### Task input
_ _ _ _
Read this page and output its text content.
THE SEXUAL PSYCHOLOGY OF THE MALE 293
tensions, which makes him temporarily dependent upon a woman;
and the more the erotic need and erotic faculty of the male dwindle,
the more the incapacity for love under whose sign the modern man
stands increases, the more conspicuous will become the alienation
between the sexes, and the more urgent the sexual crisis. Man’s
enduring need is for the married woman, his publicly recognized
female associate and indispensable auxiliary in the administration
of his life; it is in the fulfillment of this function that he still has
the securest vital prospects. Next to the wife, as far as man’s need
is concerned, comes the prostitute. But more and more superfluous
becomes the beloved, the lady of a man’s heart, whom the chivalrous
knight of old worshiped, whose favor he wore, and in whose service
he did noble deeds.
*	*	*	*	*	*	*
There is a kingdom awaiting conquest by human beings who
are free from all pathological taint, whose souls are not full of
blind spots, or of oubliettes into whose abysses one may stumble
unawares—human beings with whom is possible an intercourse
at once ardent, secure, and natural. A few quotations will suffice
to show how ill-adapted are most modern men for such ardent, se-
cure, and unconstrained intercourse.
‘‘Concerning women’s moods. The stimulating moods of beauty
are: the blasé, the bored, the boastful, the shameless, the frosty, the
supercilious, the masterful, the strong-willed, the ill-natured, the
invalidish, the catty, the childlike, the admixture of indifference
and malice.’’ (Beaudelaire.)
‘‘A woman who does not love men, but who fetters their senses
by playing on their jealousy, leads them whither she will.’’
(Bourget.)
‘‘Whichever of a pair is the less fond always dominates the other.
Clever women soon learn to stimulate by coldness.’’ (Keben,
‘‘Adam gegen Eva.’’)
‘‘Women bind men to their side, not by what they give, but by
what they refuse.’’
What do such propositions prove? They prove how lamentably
_ _ _ _
### Your objective
For the material, find the number of lines holding the word "intercourse" and give that figure and nothing more.

### Task answer
2